■ **Written exercise**: Review the listing and copy each line that holds the word "mean".

====================

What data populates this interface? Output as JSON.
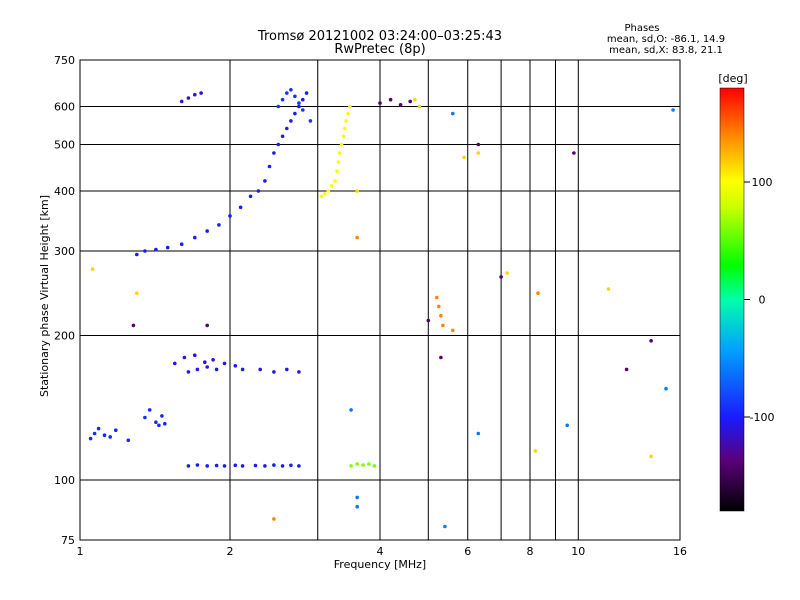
{
  "chart_data": {
    "type": "scatter",
    "title": "Tromsø 20121002 03:24:00–03:25:43",
    "subtitle": "RwPretec (8p)",
    "stats": {
      "heading": "Phases",
      "line1": "mean, sd,O: -86.1, 14.9",
      "line2": "mean, sd,X: 83.8, 21.1"
    },
    "xlabel": "Frequency [MHz]",
    "ylabel": "Stationary phase Virtual Height [km]",
    "x_scale": "log",
    "y_scale": "log",
    "xlim": [
      1,
      16
    ],
    "ylim": [
      75,
      750
    ],
    "x_ticks": [
      1,
      2,
      4,
      6,
      8,
      10,
      16
    ],
    "x_grid": [
      2,
      3,
      4,
      5,
      6,
      7,
      8,
      9,
      10
    ],
    "y_ticks": [
      75,
      100,
      200,
      300,
      400,
      500,
      600,
      750
    ],
    "y_grid": [
      100,
      200,
      300,
      400,
      500,
      600
    ],
    "grid": true,
    "colorbar": {
      "label": "[deg]",
      "range": [
        -180,
        180
      ],
      "ticks": [
        100,
        0,
        -100
      ]
    },
    "series": [
      {
        "phase": -95,
        "points": [
          [
            1.05,
            122
          ],
          [
            1.07,
            125
          ],
          [
            1.09,
            128
          ],
          [
            1.12,
            124
          ],
          [
            1.15,
            123
          ],
          [
            1.18,
            127
          ],
          [
            1.25,
            121
          ],
          [
            1.35,
            135
          ],
          [
            1.38,
            140
          ],
          [
            1.42,
            132
          ],
          [
            1.44,
            130
          ],
          [
            1.46,
            136
          ],
          [
            1.48,
            131
          ]
        ]
      },
      {
        "phase": -100,
        "points": [
          [
            1.65,
            107
          ],
          [
            1.72,
            107.5
          ],
          [
            1.8,
            107
          ],
          [
            1.88,
            107.2
          ],
          [
            1.95,
            107
          ],
          [
            2.05,
            107.3
          ],
          [
            2.12,
            107
          ],
          [
            2.25,
            107.2
          ],
          [
            2.35,
            107
          ],
          [
            2.45,
            107.4
          ],
          [
            2.55,
            107
          ],
          [
            2.65,
            107.3
          ],
          [
            2.75,
            107
          ]
        ]
      },
      {
        "phase": -105,
        "points": [
          [
            1.65,
            168
          ],
          [
            1.72,
            170
          ],
          [
            1.8,
            172
          ],
          [
            1.88,
            170
          ],
          [
            1.95,
            175
          ],
          [
            2.05,
            173
          ],
          [
            2.12,
            170
          ],
          [
            2.3,
            170
          ],
          [
            2.45,
            168
          ],
          [
            2.6,
            170
          ],
          [
            2.75,
            168
          ]
        ]
      },
      {
        "phase": -110,
        "points": [
          [
            1.55,
            175
          ],
          [
            1.62,
            180
          ],
          [
            1.7,
            182
          ],
          [
            1.78,
            176
          ],
          [
            1.85,
            178
          ]
        ]
      },
      {
        "phase": -100,
        "points": [
          [
            1.3,
            295
          ],
          [
            1.35,
            300
          ],
          [
            1.42,
            302
          ],
          [
            1.5,
            305
          ],
          [
            1.6,
            310
          ],
          [
            1.7,
            320
          ],
          [
            1.8,
            330
          ],
          [
            1.9,
            340
          ],
          [
            2.0,
            355
          ],
          [
            2.1,
            370
          ],
          [
            2.2,
            390
          ],
          [
            2.28,
            400
          ],
          [
            2.35,
            420
          ],
          [
            2.4,
            450
          ],
          [
            2.45,
            480
          ],
          [
            2.5,
            500
          ],
          [
            2.55,
            520
          ],
          [
            2.6,
            540
          ],
          [
            2.65,
            560
          ],
          [
            2.7,
            580
          ],
          [
            2.75,
            600
          ],
          [
            2.8,
            620
          ],
          [
            2.85,
            640
          ]
        ]
      },
      {
        "phase": -90,
        "points": [
          [
            2.5,
            600
          ],
          [
            2.55,
            620
          ],
          [
            2.6,
            640
          ],
          [
            2.65,
            650
          ],
          [
            2.7,
            630
          ],
          [
            2.75,
            610
          ],
          [
            2.8,
            590
          ],
          [
            2.9,
            560
          ]
        ]
      },
      {
        "phase": -110,
        "points": [
          [
            1.6,
            615
          ],
          [
            1.65,
            625
          ],
          [
            1.7,
            635
          ],
          [
            1.75,
            640
          ]
        ]
      },
      {
        "phase": 100,
        "points": [
          [
            3.05,
            390
          ],
          [
            3.1,
            395
          ],
          [
            3.15,
            400
          ],
          [
            3.2,
            410
          ],
          [
            3.25,
            420
          ],
          [
            3.28,
            440
          ],
          [
            3.3,
            460
          ],
          [
            3.32,
            480
          ],
          [
            3.35,
            500
          ],
          [
            3.38,
            520
          ],
          [
            3.4,
            540
          ],
          [
            3.42,
            560
          ],
          [
            3.45,
            580
          ],
          [
            3.48,
            600
          ]
        ]
      },
      {
        "phase": 60,
        "points": [
          [
            3.5,
            107
          ],
          [
            3.6,
            108
          ],
          [
            3.7,
            107.5
          ],
          [
            3.8,
            108
          ],
          [
            3.9,
            107
          ]
        ]
      },
      {
        "phase": 140,
        "points": [
          [
            5.2,
            240
          ],
          [
            5.25,
            230
          ],
          [
            5.3,
            220
          ],
          [
            5.35,
            210
          ],
          [
            2.45,
            83
          ],
          [
            3.6,
            320
          ],
          [
            5.6,
            205
          ],
          [
            8.3,
            245
          ]
        ]
      },
      {
        "phase": -140,
        "points": [
          [
            4.0,
            610
          ],
          [
            4.2,
            620
          ],
          [
            4.4,
            605
          ],
          [
            4.6,
            615
          ],
          [
            5.0,
            215
          ],
          [
            6.3,
            500
          ],
          [
            7.0,
            265
          ],
          [
            9.8,
            480
          ],
          [
            14.0,
            195
          ],
          [
            12.5,
            170
          ],
          [
            5.3,
            180
          ],
          [
            1.8,
            210
          ],
          [
            1.28,
            210
          ]
        ]
      },
      {
        "phase": 115,
        "points": [
          [
            4.7,
            620
          ],
          [
            4.8,
            600
          ],
          [
            1.06,
            275
          ],
          [
            1.3,
            245
          ],
          [
            3.6,
            400
          ],
          [
            5.9,
            470
          ],
          [
            6.3,
            480
          ],
          [
            7.2,
            270
          ],
          [
            11.5,
            250
          ],
          [
            8.2,
            115
          ],
          [
            14.0,
            112
          ]
        ]
      },
      {
        "phase": -60,
        "points": [
          [
            5.6,
            580
          ],
          [
            3.6,
            92
          ],
          [
            3.6,
            88
          ],
          [
            5.4,
            80
          ],
          [
            15.0,
            155
          ],
          [
            6.3,
            125
          ],
          [
            9.5,
            130
          ],
          [
            15.5,
            590
          ],
          [
            3.5,
            140
          ]
        ]
      }
    ]
  }
}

====================

■ **Completed task**:
      "line1": "mean, sd,O: -86.1, 14.9",
      "line2": "mean, sd,X: 83.8, 21.1"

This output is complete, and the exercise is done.